**Source material:**
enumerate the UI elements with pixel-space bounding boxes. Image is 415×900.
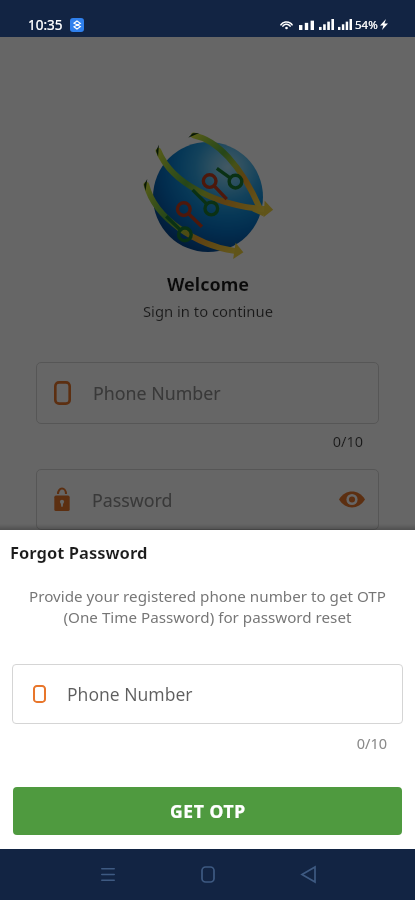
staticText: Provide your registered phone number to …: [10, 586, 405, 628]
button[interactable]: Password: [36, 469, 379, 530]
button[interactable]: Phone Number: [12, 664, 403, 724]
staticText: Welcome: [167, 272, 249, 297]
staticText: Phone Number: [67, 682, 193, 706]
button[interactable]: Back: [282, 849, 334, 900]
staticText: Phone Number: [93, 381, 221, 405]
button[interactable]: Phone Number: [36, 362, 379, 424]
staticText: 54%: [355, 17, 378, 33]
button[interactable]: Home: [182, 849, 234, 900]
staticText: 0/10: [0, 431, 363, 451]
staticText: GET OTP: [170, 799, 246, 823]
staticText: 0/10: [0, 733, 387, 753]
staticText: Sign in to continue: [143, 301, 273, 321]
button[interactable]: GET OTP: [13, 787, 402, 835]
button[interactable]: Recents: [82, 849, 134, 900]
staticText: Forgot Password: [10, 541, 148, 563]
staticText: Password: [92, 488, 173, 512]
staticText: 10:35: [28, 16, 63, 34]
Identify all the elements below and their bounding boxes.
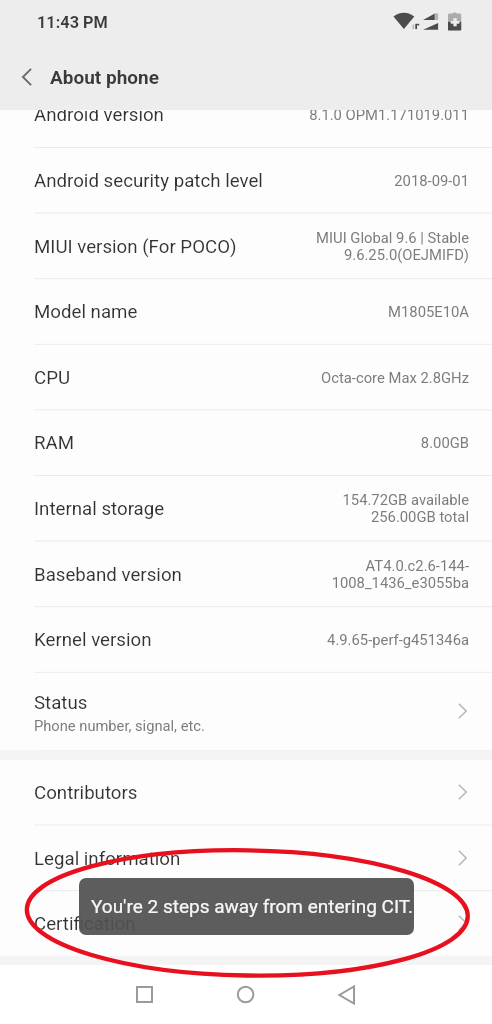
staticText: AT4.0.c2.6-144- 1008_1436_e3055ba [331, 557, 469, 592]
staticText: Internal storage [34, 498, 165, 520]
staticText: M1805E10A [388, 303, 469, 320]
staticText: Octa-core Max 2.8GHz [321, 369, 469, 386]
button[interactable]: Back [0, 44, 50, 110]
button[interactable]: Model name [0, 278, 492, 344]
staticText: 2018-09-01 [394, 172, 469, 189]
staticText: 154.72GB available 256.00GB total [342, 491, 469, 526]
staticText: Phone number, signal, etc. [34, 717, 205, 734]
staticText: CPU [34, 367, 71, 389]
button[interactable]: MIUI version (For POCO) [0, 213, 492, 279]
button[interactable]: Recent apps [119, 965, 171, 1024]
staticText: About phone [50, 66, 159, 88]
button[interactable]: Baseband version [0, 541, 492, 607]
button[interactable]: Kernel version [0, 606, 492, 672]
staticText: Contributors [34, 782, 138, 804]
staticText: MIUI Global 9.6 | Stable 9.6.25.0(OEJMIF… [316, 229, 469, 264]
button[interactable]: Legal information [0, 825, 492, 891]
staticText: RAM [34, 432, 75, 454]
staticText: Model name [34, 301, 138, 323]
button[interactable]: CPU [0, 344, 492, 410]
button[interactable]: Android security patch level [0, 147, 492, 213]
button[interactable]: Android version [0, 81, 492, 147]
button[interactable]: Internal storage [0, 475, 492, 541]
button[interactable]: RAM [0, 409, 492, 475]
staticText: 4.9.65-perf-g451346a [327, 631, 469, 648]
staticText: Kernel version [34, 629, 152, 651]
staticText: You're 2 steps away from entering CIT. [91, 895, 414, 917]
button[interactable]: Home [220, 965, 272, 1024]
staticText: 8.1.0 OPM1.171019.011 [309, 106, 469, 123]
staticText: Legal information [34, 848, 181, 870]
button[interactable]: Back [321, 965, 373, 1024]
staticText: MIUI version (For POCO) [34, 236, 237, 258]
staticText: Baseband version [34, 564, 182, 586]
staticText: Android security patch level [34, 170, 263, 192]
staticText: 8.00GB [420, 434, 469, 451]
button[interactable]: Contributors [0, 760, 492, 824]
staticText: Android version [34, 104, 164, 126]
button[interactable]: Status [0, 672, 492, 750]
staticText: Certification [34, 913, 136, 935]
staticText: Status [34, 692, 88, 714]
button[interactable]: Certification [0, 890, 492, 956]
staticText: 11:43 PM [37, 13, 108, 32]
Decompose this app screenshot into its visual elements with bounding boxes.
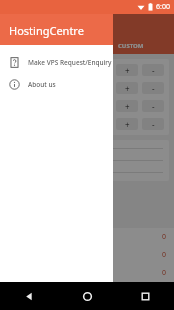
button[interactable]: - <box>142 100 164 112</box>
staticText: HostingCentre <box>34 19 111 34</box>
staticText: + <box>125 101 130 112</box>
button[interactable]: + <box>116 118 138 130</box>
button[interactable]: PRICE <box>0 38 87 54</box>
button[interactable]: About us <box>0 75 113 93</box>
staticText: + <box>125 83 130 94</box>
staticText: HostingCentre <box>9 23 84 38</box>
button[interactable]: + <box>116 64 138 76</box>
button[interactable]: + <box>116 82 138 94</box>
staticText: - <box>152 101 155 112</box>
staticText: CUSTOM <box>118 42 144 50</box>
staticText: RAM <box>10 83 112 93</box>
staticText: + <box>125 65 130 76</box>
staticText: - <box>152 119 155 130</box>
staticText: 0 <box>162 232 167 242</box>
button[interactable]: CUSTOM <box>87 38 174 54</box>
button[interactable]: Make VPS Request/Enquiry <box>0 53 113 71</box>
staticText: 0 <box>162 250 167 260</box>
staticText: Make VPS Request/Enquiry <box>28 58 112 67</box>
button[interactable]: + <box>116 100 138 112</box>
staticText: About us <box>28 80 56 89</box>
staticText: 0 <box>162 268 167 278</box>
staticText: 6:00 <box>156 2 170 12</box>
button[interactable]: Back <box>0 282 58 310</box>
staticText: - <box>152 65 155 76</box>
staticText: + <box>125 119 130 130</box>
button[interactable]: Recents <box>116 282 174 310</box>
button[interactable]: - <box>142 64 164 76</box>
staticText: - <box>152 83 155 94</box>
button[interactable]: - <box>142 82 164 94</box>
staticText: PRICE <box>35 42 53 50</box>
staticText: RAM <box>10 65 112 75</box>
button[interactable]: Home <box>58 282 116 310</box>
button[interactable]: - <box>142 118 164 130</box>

**Exercise requirements:** Can you give every line of the material above, from the one containing "button[interactable]: - <box>142 100" down to the one containing "button[interactable]: About us", both included, as a JSON list of strings with one string per line and blank lines omitted?

**Exercise response:**
[
  "button[interactable]: - <box>142 100 164 112</box>",
  "staticText: HostingCentre <box>34 19 111 34</box>",
  "staticText: + <box>125 101 130 112</box>",
  "button[interactable]: + <box>116 118 138 130</box>",
  "button[interactable]: PRICE <box>0 38 87 54</box>",
  "button[interactable]: About us <box>0 75 113 93</box>"
]